Set problem:
Review the lines that follow and copy each one that contains the word "name".

((

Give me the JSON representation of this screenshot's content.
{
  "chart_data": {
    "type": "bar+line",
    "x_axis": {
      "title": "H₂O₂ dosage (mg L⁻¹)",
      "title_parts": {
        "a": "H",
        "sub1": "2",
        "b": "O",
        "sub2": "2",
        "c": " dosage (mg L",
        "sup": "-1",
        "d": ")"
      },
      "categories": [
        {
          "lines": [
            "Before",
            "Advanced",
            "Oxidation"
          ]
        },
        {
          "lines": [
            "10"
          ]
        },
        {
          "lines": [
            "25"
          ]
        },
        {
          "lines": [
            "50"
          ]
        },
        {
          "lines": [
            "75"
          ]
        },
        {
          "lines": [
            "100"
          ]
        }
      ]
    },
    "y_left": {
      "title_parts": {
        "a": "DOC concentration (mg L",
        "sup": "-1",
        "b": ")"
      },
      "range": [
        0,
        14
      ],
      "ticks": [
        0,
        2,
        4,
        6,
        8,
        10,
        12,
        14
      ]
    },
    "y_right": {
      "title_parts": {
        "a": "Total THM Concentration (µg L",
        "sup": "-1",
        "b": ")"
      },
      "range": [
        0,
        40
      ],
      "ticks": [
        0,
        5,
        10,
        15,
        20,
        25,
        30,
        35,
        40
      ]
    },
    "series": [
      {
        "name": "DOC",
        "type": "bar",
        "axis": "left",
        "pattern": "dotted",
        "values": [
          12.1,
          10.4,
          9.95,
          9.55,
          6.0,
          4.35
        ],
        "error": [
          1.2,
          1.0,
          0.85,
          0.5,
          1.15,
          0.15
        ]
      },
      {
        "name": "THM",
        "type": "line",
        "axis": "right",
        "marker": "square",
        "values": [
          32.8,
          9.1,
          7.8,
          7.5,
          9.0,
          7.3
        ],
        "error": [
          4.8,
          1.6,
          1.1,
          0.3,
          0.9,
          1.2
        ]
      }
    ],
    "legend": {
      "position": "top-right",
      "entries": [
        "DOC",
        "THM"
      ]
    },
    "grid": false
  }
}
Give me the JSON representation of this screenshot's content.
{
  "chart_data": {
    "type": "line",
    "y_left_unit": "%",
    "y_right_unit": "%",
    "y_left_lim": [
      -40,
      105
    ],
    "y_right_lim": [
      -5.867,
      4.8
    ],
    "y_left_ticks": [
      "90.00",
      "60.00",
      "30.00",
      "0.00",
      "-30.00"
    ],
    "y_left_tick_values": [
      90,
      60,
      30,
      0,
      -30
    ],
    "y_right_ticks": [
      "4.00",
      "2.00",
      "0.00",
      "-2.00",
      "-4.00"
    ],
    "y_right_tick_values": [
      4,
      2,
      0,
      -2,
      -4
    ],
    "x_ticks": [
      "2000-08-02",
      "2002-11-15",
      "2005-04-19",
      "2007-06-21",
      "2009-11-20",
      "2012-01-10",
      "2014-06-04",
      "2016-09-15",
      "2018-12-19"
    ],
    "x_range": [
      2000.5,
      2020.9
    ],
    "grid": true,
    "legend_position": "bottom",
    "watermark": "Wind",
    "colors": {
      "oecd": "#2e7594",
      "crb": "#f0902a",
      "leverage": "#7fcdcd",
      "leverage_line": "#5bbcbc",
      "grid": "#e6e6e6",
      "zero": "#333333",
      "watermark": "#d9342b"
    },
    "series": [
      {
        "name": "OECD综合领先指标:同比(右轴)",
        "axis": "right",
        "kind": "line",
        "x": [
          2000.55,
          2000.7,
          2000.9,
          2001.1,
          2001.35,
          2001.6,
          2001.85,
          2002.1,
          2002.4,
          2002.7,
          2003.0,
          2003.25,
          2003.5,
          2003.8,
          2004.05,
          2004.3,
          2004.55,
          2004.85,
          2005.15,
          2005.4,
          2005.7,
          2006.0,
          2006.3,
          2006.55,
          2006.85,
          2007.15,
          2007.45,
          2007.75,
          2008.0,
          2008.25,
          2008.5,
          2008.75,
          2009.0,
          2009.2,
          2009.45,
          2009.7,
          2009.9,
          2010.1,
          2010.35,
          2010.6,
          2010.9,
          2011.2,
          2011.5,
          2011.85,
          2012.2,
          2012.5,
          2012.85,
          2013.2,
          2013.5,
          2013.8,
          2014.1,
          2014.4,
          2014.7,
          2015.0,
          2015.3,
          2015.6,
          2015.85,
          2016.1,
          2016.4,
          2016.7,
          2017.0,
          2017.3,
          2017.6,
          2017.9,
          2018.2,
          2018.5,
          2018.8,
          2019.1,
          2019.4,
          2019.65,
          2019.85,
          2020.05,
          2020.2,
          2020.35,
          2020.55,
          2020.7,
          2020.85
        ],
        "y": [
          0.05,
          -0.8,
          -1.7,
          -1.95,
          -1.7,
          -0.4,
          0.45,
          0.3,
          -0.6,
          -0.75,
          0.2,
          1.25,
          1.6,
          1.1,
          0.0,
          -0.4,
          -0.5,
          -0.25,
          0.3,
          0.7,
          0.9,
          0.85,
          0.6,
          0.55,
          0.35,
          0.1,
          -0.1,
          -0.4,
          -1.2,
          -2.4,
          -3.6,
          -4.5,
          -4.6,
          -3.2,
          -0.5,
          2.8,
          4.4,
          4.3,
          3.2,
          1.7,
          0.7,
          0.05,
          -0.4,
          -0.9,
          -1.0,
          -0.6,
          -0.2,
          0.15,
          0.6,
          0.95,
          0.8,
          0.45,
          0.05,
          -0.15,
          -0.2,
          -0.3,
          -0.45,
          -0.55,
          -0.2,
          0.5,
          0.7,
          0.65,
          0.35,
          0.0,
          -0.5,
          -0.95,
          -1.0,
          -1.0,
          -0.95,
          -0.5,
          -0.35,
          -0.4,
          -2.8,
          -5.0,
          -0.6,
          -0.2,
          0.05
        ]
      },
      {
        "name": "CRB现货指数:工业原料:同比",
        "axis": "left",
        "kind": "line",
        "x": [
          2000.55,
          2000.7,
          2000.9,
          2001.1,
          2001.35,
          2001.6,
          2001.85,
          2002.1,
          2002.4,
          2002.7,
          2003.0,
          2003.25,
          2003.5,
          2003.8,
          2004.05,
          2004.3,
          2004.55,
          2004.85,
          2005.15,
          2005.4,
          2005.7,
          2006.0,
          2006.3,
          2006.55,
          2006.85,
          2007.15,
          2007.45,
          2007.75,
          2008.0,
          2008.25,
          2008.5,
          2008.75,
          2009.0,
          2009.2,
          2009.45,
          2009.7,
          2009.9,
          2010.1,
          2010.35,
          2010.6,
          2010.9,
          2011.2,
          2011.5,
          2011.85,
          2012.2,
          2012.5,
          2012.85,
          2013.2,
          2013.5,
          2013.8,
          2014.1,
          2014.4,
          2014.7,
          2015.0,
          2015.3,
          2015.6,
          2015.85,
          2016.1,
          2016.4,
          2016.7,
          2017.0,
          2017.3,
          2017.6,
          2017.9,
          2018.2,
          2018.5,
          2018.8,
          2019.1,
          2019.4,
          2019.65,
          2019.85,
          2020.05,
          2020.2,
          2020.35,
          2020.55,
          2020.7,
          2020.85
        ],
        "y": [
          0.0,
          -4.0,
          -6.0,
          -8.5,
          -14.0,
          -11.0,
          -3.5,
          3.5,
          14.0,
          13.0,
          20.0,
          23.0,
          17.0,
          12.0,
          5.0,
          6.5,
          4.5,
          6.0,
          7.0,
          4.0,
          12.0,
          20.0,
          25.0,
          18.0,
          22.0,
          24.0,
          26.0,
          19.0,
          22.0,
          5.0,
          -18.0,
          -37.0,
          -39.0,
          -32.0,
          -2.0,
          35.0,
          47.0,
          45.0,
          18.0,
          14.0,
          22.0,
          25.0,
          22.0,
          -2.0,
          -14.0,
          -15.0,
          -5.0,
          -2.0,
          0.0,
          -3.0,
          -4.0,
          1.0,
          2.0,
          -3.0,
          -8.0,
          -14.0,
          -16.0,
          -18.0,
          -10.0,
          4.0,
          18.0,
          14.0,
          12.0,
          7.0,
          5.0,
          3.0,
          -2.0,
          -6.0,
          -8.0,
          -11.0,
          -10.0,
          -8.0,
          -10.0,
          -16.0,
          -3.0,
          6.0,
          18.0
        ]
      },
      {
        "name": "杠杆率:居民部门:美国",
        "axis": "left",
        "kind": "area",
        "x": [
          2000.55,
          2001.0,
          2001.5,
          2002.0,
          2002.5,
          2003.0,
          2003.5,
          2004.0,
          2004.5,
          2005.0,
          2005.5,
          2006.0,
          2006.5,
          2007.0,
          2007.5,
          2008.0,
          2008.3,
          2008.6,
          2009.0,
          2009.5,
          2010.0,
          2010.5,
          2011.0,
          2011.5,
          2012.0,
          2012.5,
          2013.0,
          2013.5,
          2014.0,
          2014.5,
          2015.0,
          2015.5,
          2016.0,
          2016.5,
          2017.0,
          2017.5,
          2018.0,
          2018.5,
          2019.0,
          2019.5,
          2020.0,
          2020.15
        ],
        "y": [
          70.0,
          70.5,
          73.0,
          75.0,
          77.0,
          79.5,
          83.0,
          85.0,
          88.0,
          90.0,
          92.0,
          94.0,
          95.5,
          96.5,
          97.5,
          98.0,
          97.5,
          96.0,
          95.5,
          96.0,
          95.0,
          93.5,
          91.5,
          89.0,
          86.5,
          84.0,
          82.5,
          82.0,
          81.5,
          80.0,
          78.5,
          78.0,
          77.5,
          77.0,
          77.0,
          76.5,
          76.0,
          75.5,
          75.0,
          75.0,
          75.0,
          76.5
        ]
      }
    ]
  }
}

))

Completed exercise:
        "name": "DOC",
        "name": "THM",
        "name": "OECD综合领先指标:同比(右轴)",
        "name": "CRB现货指数:工业原料:同比",
        "name": "杠杆率:居民部门:美国",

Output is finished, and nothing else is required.